LISTED ENTRIES -
>>>

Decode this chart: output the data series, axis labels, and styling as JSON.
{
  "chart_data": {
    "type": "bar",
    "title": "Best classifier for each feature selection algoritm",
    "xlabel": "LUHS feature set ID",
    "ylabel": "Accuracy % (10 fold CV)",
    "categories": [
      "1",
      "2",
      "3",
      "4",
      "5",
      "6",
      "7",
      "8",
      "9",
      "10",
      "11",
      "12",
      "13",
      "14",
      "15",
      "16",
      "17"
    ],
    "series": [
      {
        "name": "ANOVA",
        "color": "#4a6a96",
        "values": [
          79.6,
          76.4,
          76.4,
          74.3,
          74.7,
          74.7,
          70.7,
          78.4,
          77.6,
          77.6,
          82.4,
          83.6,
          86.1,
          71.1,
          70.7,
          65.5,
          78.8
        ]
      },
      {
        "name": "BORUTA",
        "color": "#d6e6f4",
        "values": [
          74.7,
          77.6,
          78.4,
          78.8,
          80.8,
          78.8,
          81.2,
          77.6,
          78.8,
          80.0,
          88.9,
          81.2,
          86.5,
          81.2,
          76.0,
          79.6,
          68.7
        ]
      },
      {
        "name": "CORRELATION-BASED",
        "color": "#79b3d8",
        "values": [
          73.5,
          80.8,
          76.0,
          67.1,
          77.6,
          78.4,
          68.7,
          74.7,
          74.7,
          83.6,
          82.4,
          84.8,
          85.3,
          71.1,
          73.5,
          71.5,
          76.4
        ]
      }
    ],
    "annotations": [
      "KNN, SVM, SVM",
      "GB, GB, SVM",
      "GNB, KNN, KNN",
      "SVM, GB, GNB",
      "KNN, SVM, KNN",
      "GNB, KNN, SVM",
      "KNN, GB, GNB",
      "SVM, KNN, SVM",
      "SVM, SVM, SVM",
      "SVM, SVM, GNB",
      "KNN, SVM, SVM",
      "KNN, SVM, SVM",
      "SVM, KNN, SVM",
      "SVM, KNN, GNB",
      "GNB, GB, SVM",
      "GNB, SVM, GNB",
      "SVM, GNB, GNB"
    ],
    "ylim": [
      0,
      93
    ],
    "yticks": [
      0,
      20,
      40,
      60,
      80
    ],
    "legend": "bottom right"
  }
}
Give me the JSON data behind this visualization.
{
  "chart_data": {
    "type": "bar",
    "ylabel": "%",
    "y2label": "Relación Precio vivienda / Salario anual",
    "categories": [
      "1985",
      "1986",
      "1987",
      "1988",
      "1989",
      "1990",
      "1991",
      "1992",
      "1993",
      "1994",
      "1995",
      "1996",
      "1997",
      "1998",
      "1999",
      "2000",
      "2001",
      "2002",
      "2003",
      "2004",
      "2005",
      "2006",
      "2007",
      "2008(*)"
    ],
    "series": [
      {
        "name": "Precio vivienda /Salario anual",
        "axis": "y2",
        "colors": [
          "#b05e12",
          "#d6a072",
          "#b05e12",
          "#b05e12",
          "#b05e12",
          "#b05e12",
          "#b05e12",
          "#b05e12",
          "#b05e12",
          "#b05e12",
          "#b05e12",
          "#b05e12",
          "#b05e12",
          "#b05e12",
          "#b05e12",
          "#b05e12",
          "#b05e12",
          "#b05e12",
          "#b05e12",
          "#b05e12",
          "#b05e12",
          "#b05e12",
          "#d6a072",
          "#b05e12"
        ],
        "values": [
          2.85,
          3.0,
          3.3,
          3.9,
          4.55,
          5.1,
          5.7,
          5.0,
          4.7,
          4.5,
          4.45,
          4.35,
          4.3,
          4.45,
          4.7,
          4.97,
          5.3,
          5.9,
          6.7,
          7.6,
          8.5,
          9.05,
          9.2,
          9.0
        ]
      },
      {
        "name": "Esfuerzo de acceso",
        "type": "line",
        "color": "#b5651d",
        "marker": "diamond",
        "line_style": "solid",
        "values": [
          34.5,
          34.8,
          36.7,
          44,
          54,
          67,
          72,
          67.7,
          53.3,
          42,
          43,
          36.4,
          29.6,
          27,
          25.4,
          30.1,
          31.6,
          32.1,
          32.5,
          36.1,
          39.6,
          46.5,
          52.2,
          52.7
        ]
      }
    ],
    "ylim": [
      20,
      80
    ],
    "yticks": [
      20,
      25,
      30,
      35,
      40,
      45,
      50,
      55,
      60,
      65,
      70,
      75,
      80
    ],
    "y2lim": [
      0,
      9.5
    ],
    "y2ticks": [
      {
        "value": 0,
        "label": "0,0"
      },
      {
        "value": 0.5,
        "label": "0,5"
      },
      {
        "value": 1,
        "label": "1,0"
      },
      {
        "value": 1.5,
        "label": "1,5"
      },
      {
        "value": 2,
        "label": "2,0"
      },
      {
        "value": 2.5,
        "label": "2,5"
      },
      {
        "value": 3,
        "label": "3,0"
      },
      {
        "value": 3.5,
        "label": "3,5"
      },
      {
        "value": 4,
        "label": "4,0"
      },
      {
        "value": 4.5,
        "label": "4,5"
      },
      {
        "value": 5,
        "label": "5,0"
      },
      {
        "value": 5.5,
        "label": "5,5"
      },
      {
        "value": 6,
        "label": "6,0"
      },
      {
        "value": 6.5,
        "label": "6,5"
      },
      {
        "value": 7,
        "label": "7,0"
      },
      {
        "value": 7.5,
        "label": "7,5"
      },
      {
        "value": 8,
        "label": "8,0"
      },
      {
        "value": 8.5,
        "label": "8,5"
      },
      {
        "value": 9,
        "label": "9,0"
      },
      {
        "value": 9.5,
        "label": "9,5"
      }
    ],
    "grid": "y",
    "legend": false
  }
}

<<<

TASK DIRECTIONS -
Identify and copy lines that hold the string "vivienda".

RESULT -
    "y2label": "Relación Precio vivienda / Salario anual",
        "name": "Precio vivienda /Salario anual",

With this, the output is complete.